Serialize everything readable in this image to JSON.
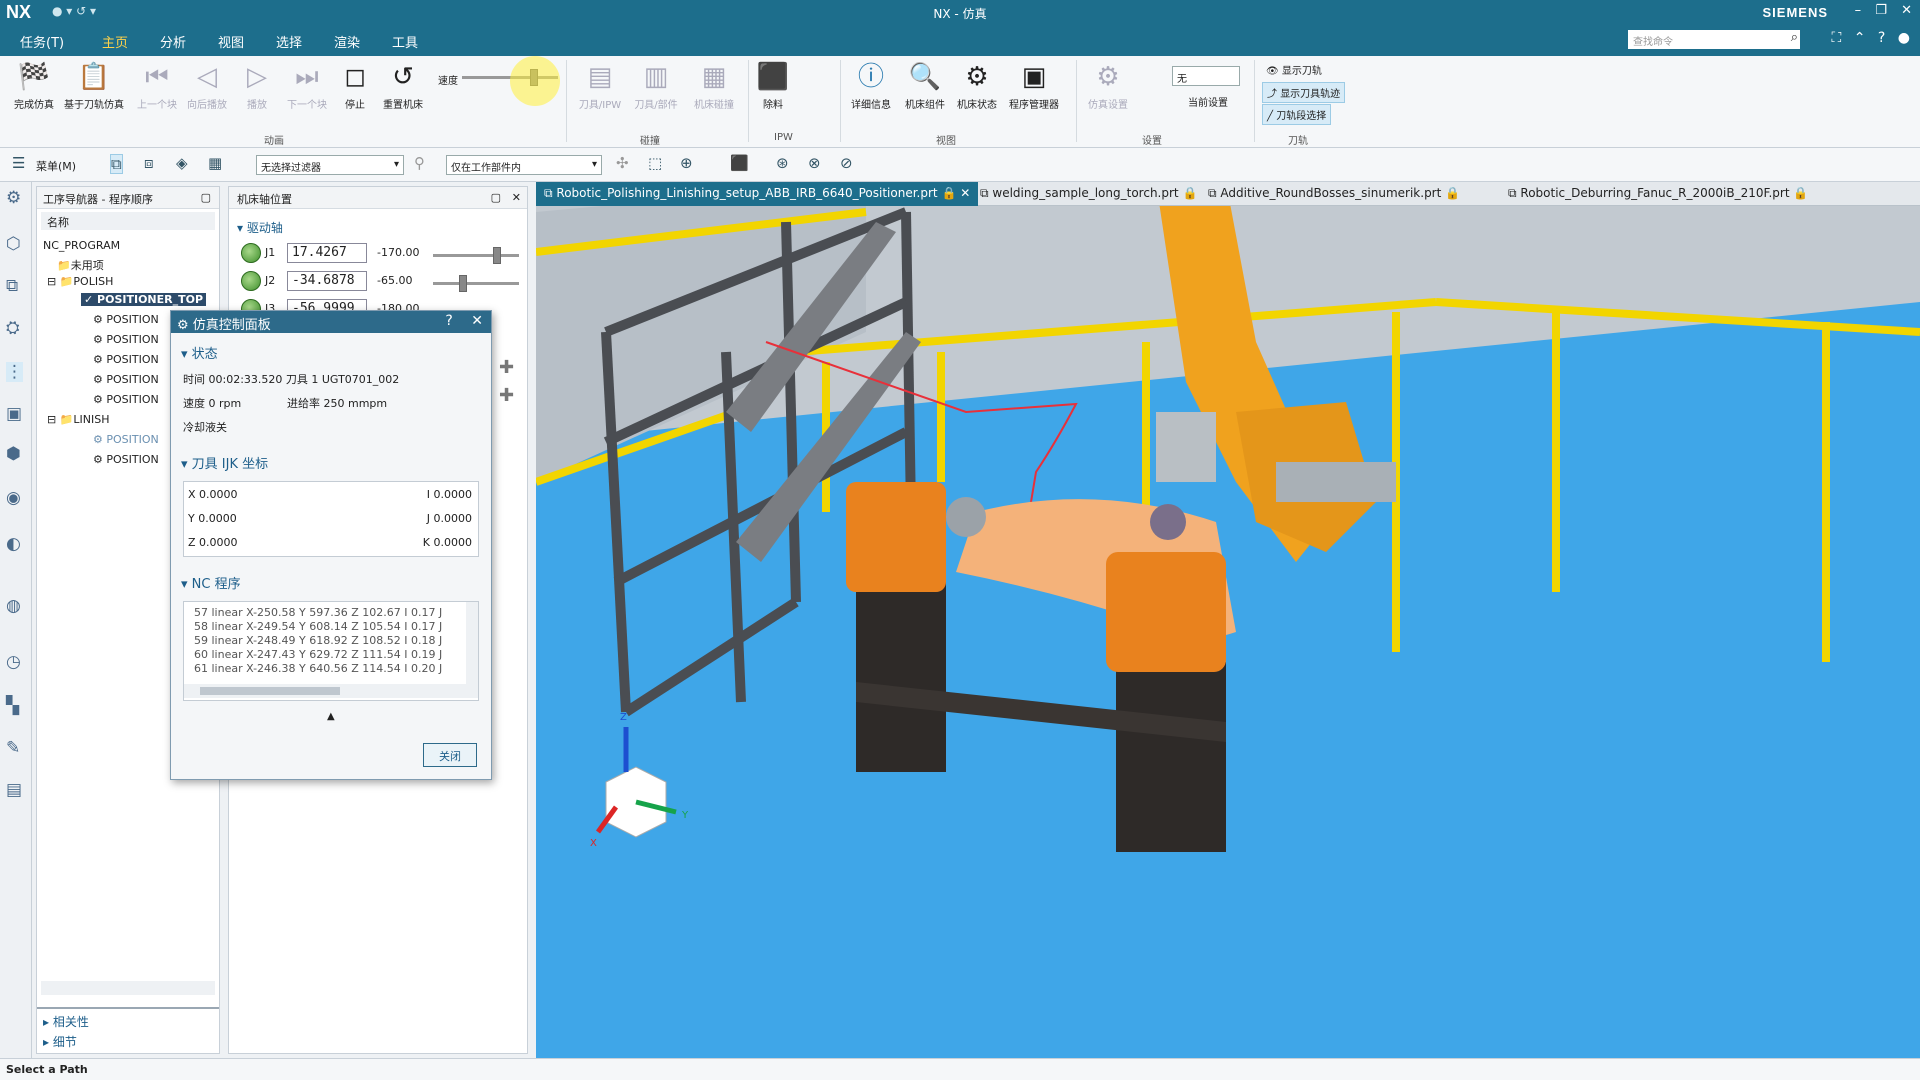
{
  "window": {
    "logo": "NX",
    "title": "NX - 仿真",
    "brand": "SIEMENS",
    "controls": [
      "–",
      "❐",
      "✕"
    ]
  },
  "menu": {
    "items": [
      "任务(T)",
      "主页",
      "分析",
      "视图",
      "选择",
      "渲染",
      "工具"
    ],
    "search_placeholder": "查找命令"
  },
  "ribbon": {
    "speed_label": "速度",
    "animation": [
      "完成仿真",
      "基于刀轨仿真",
      "上一个块",
      "向后播放",
      "播放",
      "下一个块",
      "停止",
      "重置机床"
    ],
    "animation_group": "动画",
    "collision": [
      "刀具/IPW",
      "刀具/部件",
      "机床碰撞"
    ],
    "collision_group": "碰撞",
    "ipw": [
      "除料"
    ],
    "ipw_group": "IPW",
    "view": [
      "详细信息",
      "机床组件",
      "机床状态",
      "程序管理器"
    ],
    "view_group": "视图",
    "settings": [
      "仿真设置",
      "当前设置"
    ],
    "settings_value": "无",
    "settings_group": "设置",
    "toolpath": [
      "显示刀轨",
      "显示刀具轨迹",
      "刀轨段选择"
    ],
    "toolpath_group": "刀轨"
  },
  "toolbar2": {
    "menu_label": "菜单(M)",
    "filter_value": "无选择过滤器",
    "scope_value": "仅在工作部件内"
  },
  "navigator": {
    "title": "工序导航器 - 程序顺序",
    "col_name": "名称",
    "root": "NC_PROGRAM",
    "unused": "未用项",
    "groups": [
      {
        "name": "POLISH",
        "ops": [
          "POSITIONER_TOP",
          "POSITION",
          "POSITION",
          "POSITION",
          "POSITION",
          "POSITION"
        ]
      },
      {
        "name": "LINISH",
        "ops": [
          "POSITION",
          "POSITION"
        ]
      }
    ],
    "footer": [
      "相关性",
      "细节"
    ]
  },
  "axis_panel": {
    "title": "机床轴位置",
    "section": "驱动轴",
    "joints": [
      {
        "name": "J1",
        "value": "17.4267",
        "limit": "-170.00",
        "level": 0.7
      },
      {
        "name": "J2",
        "value": "-34.6878",
        "limit": "-65.00",
        "level": 0.3
      },
      {
        "name": "J3",
        "value": "-56.9999",
        "limit": "-180.00",
        "level": 0.5
      }
    ]
  },
  "dialog": {
    "title": "仿真控制面板",
    "status_section": "状态",
    "time_line": "时间 00:02:33.520 刀具 1   UGT0701_002",
    "speed_label": "速度 0 rpm",
    "feed_label": "进给率 250 mmpm",
    "coolant": "冷却液关",
    "ijk_section": "刀具 IJK 坐标",
    "ijk": {
      "x": "X 0.0000",
      "y": "Y 0.0000",
      "z": "Z 0.0000",
      "i": "I 0.0000",
      "j": "J 0.0000",
      "k": "K 0.0000"
    },
    "nc_section": "NC 程序",
    "nc_lines": [
      "57 linear X-250.58 Y 597.36 Z 102.67 I   0.17 J",
      "58 linear X-249.54 Y 608.14 Z 105.54 I   0.17 J",
      "59 linear X-248.49 Y 618.92 Z 108.52 I   0.18 J",
      "60 linear X-247.43 Y 629.72 Z 111.54 I   0.19 J",
      "61 linear X-246.38 Y 640.56 Z 114.54 I   0.20 J"
    ],
    "close_label": "关闭"
  },
  "tabs": [
    "Robotic_Polishing_Linishing_setup_ABB_IRB_6640_Positioner.prt",
    "welding_sample_long_torch.prt",
    "Additive_RoundBosses_sinumerik.prt",
    "Robotic_Deburring_Fanuc_R_2000iB_210F.prt"
  ],
  "triad": {
    "x": "X",
    "y": "Y",
    "z": "Z"
  },
  "statusbar": {
    "text": "Select a Path"
  },
  "colors": {
    "accent": "#1d6e8c",
    "floor": "#3a9fe0",
    "robot": "#f0a21e",
    "fence": "#f2d500"
  }
}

========

TASK PROMPT: Can the entries above be repeated exactly, without their pictures?

SOLUTION TO THE PROBLEM:
Serialize everything readable in this image to JSON.
{
  "window": {
    "logo": "NX",
    "title": "NX - 仿真",
    "brand": "SIEMENS",
    "controls": [
      "–",
      "❐",
      "✕"
    ]
  },
  "menu": {
    "items": [
      "任务(T)",
      "主页",
      "分析",
      "视图",
      "选择",
      "渲染",
      "工具"
    ],
    "search_placeholder": "查找命令"
  },
  "ribbon": {
    "speed_label": "速度",
    "animation": [
      "完成仿真",
      "基于刀轨仿真",
      "上一个块",
      "向后播放",
      "播放",
      "下一个块",
      "停止",
      "重置机床"
    ],
    "animation_group": "动画",
    "collision": [
      "刀具/IPW",
      "刀具/部件",
      "机床碰撞"
    ],
    "collision_group": "碰撞",
    "ipw": [
      "除料"
    ],
    "ipw_group": "IPW",
    "view": [
      "详细信息",
      "机床组件",
      "机床状态",
      "程序管理器"
    ],
    "view_group": "视图",
    "settings": [
      "仿真设置",
      "当前设置"
    ],
    "settings_value": "无",
    "settings_group": "设置",
    "toolpath": [
      "显示刀轨",
      "显示刀具轨迹",
      "刀轨段选择"
    ],
    "toolpath_group": "刀轨"
  },
  "toolbar2": {
    "menu_label": "菜单(M)",
    "filter_value": "无选择过滤器",
    "scope_value": "仅在工作部件内"
  },
  "navigator": {
    "title": "工序导航器 - 程序顺序",
    "col_name": "名称",
    "root": "NC_PROGRAM",
    "unused": "未用项",
    "groups": [
      {
        "name": "POLISH",
        "ops": [
          "POSITIONER_TOP",
          "POSITION",
          "POSITION",
          "POSITION",
          "POSITION",
          "POSITION"
        ]
      },
      {
        "name": "LINISH",
        "ops": [
          "POSITION",
          "POSITION"
        ]
      }
    ],
    "footer": [
      "相关性",
      "细节"
    ]
  },
  "axis_panel": {
    "title": "机床轴位置",
    "section": "驱动轴",
    "joints": [
      {
        "name": "J1",
        "value": "17.4267",
        "limit": "-170.00",
        "level": 0.7
      },
      {
        "name": "J2",
        "value": "-34.6878",
        "limit": "-65.00",
        "level": 0.3
      },
      {
        "name": "J3",
        "value": "-56.9999",
        "limit": "-180.00",
        "level": 0.5
      }
    ]
  },
  "dialog": {
    "title": "仿真控制面板",
    "status_section": "状态",
    "time_line": "时间 00:02:33.520 刀具 1   UGT0701_002",
    "speed_label": "速度 0 rpm",
    "feed_label": "进给率 250 mmpm",
    "coolant": "冷却液关",
    "ijk_section": "刀具 IJK 坐标",
    "ijk": {
      "x": "X 0.0000",
      "y": "Y 0.0000",
      "z": "Z 0.0000",
      "i": "I 0.0000",
      "j": "J 0.0000",
      "k": "K 0.0000"
    },
    "nc_section": "NC 程序",
    "nc_lines": [
      "57 linear X-250.58 Y 597.36 Z 102.67 I   0.17 J",
      "58 linear X-249.54 Y 608.14 Z 105.54 I   0.17 J",
      "59 linear X-248.49 Y 618.92 Z 108.52 I   0.18 J",
      "60 linear X-247.43 Y 629.72 Z 111.54 I   0.19 J",
      "61 linear X-246.38 Y 640.56 Z 114.54 I   0.20 J"
    ],
    "close_label": "关闭"
  },
  "tabs": [
    "Robotic_Polishing_Linishing_setup_ABB_IRB_6640_Positioner.prt",
    "welding_sample_long_torch.prt",
    "Additive_RoundBosses_sinumerik.prt",
    "Robotic_Deburring_Fanuc_R_2000iB_210F.prt"
  ],
  "triad": {
    "x": "X",
    "y": "Y",
    "z": "Z"
  },
  "statusbar": {
    "text": "Select a Path"
  },
  "colors": {
    "accent": "#1d6e8c",
    "floor": "#3a9fe0",
    "robot": "#f0a21e",
    "fence": "#f2d500"
  }
}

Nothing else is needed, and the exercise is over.